AIM: Search the listing below for the word "vocabulary" and copy each line that holds it.

[start DATA SHOWN]

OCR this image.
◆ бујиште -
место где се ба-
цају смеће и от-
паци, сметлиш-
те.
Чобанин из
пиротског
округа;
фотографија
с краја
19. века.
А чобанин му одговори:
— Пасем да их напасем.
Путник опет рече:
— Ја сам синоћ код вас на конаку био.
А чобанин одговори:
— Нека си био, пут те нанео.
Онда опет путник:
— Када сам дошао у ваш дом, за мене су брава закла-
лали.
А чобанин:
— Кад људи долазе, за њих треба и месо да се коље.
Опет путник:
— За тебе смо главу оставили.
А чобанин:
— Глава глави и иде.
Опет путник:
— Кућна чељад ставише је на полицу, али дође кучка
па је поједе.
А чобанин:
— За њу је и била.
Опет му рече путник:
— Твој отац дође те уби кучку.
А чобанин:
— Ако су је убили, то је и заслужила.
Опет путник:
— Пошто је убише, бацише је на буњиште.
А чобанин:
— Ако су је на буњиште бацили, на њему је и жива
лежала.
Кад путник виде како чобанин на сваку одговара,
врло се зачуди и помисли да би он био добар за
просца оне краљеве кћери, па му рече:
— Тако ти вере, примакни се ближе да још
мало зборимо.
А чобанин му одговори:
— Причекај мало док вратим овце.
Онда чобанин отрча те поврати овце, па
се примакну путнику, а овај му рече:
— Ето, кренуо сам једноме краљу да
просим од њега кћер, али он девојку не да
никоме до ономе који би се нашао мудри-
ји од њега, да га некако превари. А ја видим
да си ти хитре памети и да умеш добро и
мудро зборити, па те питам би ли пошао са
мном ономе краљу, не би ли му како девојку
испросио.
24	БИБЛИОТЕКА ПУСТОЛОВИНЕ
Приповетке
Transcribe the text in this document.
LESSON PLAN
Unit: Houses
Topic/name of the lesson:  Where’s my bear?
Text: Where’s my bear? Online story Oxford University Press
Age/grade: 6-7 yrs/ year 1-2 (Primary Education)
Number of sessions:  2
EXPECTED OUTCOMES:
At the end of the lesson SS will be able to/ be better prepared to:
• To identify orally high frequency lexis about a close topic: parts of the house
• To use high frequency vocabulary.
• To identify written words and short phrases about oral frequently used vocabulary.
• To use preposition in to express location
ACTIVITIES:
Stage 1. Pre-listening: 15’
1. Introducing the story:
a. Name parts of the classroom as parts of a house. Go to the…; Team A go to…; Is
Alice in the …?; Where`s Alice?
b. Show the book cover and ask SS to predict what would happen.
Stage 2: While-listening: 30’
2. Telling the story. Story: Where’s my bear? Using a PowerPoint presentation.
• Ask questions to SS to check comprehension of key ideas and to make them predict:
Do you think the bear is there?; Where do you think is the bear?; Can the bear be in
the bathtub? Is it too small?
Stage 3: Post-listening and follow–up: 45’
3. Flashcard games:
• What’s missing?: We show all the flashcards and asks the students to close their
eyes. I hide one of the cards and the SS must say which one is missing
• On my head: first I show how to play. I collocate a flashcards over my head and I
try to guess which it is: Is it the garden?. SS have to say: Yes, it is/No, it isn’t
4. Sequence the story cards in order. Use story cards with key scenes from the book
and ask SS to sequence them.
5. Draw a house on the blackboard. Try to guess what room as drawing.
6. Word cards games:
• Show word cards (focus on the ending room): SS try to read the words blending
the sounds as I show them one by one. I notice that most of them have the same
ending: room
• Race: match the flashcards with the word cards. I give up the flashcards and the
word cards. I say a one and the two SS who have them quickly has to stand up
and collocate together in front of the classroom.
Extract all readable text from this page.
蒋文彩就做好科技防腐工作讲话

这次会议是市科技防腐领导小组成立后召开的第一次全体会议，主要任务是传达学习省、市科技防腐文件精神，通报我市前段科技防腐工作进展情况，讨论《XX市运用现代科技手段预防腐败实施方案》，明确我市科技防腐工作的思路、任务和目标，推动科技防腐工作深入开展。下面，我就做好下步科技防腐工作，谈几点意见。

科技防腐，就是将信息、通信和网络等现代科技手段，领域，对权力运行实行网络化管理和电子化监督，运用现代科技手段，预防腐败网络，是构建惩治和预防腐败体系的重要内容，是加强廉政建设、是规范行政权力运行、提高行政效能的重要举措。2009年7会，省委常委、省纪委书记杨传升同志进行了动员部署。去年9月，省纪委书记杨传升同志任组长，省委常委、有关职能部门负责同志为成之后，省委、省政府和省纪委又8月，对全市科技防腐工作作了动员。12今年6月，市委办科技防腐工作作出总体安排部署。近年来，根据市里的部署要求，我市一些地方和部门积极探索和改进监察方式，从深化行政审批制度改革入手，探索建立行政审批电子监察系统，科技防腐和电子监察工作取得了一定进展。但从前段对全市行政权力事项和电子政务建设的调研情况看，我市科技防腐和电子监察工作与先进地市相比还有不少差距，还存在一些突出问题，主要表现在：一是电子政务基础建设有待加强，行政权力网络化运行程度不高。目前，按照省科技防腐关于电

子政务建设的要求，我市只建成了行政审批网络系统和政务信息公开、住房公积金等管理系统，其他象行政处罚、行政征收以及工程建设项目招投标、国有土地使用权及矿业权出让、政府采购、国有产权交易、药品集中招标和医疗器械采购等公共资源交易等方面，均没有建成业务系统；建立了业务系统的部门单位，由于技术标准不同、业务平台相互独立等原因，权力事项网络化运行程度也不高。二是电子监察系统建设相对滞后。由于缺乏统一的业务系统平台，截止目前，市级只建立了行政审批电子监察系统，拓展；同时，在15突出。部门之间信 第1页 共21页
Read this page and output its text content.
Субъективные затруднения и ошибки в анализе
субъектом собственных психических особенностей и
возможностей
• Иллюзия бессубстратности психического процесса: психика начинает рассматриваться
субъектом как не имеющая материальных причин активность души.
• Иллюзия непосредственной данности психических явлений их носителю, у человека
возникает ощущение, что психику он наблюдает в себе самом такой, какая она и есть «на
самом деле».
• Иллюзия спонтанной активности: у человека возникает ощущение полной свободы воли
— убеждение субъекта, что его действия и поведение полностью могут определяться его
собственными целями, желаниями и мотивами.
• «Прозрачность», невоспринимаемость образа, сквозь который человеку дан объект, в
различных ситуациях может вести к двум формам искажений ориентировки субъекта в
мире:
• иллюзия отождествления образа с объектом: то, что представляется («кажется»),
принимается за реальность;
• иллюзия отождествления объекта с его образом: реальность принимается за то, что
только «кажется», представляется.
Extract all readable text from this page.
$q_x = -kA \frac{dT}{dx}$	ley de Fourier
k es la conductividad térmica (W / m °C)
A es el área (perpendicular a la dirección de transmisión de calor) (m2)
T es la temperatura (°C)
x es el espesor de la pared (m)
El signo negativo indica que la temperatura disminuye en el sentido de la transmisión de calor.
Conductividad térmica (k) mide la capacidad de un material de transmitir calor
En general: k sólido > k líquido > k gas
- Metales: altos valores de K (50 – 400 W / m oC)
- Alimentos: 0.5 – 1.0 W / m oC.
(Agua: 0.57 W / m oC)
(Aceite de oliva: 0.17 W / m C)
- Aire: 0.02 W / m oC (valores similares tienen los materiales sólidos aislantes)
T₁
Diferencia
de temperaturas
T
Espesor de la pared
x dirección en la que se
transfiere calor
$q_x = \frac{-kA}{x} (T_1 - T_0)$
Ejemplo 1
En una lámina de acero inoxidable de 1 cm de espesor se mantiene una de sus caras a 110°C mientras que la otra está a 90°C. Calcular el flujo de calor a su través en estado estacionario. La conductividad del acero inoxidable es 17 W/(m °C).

[end DATA SHOWN]

RESPONSE:
• To use high frequency vocabulary.
• To identify written words and short phrases about oral frequently used vocabulary.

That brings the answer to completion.